_Instruction_
Pictures stay out of the copy; set down each line of the listing below exactly.

•••••

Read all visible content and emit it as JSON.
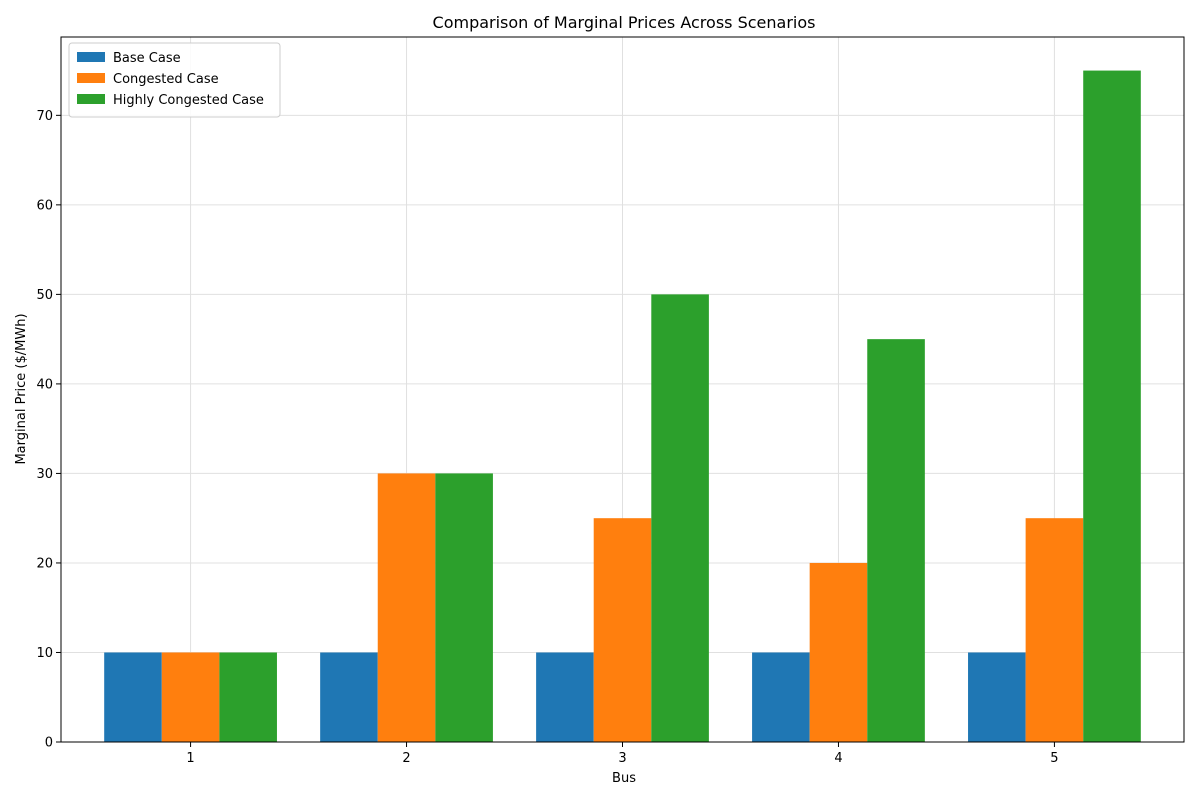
{
  "chart_data": {
    "type": "bar",
    "title": "Comparison of Marginal Prices Across Scenarios",
    "xlabel": "Bus",
    "ylabel": "Marginal Price ($/MWh)",
    "categories": [
      "1",
      "2",
      "3",
      "4",
      "5"
    ],
    "ylim": [
      0,
      78.75
    ],
    "yticks": [
      0,
      10,
      20,
      30,
      40,
      50,
      60,
      70
    ],
    "grid": true,
    "legend_position": "top-left",
    "series": [
      {
        "name": "Base Case",
        "color": "#1f77b4",
        "values": [
          10,
          10,
          10,
          10,
          10
        ]
      },
      {
        "name": "Congested Case",
        "color": "#ff7f0e",
        "values": [
          10,
          30,
          25,
          20,
          25
        ]
      },
      {
        "name": "Highly Congested Case",
        "color": "#2ca02c",
        "values": [
          10,
          30,
          50,
          45,
          75
        ]
      }
    ]
  }
}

•••••

_Exercise output_
Read all visible content and emit it as JSON.
{
  "chart_data": {
    "type": "bar",
    "title": "Comparison of Marginal Prices Across Scenarios",
    "xlabel": "Bus",
    "ylabel": "Marginal Price ($/MWh)",
    "categories": [
      "1",
      "2",
      "3",
      "4",
      "5"
    ],
    "ylim": [
      0,
      78.75
    ],
    "yticks": [
      0,
      10,
      20,
      30,
      40,
      50,
      60,
      70
    ],
    "grid": true,
    "legend_position": "top-left",
    "series": [
      {
        "name": "Base Case",
        "color": "#1f77b4",
        "values": [
          10,
          10,
          10,
          10,
          10
        ]
      },
      {
        "name": "Congested Case",
        "color": "#ff7f0e",
        "values": [
          10,
          30,
          25,
          20,
          25
        ]
      },
      {
        "name": "Highly Congested Case",
        "color": "#2ca02c",
        "values": [
          10,
          30,
          50,
          45,
          75
        ]
      }
    ]
  }
}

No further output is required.